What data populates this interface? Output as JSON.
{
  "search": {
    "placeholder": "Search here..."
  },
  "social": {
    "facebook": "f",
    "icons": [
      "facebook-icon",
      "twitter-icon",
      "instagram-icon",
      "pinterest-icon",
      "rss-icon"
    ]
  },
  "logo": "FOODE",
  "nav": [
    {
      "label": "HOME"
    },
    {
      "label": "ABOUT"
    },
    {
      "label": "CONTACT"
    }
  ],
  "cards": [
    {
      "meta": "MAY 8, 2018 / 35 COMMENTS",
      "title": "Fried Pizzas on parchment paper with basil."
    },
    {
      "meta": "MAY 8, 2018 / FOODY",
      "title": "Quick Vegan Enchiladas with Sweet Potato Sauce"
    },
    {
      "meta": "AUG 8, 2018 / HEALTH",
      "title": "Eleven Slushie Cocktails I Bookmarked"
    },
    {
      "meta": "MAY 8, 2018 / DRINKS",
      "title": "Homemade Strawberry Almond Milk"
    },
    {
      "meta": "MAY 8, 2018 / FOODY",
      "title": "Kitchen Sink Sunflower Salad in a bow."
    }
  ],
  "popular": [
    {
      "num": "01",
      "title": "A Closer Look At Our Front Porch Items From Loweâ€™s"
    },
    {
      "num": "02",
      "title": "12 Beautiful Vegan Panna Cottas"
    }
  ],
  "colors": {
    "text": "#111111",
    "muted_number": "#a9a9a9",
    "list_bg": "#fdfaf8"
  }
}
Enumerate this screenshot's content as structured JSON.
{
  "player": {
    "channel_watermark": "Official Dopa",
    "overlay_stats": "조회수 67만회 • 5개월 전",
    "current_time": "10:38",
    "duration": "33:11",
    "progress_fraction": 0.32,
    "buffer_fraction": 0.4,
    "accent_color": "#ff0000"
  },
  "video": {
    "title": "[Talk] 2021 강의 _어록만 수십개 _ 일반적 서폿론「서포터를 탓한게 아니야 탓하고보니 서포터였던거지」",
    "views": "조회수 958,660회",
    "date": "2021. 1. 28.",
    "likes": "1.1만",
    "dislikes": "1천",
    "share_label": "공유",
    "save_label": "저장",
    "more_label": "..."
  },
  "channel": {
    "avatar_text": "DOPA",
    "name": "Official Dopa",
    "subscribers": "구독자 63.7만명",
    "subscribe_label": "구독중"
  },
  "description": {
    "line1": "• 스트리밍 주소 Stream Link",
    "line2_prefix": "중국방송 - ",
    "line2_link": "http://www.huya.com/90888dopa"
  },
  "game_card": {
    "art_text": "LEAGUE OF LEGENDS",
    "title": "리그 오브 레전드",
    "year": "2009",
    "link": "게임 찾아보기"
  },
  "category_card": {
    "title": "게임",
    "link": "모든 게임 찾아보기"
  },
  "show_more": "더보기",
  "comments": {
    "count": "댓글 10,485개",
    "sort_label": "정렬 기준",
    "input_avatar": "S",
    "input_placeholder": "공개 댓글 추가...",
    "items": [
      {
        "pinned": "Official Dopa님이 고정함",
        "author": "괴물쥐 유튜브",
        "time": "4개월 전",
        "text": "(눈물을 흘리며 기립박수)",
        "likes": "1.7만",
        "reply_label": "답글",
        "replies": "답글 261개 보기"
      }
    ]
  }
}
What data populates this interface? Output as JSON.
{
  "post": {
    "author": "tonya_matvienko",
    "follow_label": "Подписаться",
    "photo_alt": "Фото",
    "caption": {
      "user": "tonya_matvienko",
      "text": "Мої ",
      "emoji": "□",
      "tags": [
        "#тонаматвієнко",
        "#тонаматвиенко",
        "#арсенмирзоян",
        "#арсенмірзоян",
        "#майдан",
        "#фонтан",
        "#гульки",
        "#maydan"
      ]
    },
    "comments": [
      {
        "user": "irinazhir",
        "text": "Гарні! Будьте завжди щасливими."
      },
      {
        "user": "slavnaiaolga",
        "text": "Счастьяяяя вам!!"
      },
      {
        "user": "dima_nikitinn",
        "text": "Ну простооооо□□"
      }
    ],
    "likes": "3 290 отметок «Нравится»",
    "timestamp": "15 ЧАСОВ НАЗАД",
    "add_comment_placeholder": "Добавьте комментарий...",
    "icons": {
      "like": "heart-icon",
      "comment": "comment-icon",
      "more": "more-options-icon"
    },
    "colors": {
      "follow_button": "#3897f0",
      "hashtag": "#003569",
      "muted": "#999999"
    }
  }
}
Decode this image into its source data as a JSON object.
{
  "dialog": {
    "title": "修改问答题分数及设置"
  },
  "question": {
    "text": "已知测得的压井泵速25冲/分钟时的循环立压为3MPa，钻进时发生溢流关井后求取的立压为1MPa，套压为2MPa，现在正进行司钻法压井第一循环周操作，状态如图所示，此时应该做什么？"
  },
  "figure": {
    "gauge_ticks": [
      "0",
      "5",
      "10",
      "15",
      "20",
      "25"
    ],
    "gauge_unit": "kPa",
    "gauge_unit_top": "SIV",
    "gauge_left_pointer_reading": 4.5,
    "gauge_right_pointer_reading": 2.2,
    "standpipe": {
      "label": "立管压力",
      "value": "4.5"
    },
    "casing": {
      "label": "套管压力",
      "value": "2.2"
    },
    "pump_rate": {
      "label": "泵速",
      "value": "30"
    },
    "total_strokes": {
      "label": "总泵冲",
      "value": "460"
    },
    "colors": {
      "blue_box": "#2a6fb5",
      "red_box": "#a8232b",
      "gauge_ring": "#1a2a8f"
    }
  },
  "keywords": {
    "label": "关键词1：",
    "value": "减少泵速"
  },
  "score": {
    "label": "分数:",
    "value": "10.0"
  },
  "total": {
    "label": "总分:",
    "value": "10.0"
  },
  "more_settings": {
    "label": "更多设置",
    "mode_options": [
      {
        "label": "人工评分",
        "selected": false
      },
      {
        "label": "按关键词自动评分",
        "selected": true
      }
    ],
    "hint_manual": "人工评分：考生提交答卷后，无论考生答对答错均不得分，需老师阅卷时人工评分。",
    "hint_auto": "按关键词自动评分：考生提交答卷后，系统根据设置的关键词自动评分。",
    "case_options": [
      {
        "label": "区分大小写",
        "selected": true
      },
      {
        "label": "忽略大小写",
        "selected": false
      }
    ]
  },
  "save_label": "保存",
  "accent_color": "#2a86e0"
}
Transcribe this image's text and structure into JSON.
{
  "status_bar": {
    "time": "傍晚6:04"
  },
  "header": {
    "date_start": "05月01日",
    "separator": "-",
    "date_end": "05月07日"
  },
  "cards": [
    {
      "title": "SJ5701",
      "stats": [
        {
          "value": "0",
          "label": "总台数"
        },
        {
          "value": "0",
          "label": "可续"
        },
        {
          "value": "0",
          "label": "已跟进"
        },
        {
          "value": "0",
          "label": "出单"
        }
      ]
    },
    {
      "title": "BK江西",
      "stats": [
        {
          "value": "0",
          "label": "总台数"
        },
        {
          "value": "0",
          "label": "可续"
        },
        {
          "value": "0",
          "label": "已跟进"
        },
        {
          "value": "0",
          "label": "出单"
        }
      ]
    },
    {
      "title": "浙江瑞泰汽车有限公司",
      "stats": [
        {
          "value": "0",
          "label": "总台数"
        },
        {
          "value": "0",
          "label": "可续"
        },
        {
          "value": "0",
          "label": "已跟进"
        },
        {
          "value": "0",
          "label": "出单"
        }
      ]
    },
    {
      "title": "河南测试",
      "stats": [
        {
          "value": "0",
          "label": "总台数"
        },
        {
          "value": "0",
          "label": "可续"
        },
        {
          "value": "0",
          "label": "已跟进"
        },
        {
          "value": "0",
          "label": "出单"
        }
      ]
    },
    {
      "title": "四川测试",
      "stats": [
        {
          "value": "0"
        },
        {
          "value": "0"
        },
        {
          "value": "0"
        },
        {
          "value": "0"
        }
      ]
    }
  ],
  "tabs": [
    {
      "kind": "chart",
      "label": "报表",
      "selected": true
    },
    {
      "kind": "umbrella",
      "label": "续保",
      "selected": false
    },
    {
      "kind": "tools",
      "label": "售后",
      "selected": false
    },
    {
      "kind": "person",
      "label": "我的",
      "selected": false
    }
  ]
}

___

What you need to do »
Show the lines of the material that contain the word "JSON".

Response to the task »
What data populates this interface? Output as JSON.
Enumerate this screenshot's content as structured JSON.
What data populates this interface? Output as JSON.
Decode this image into its source data as a JSON object.
Transcribe this image's text and structure into JSON.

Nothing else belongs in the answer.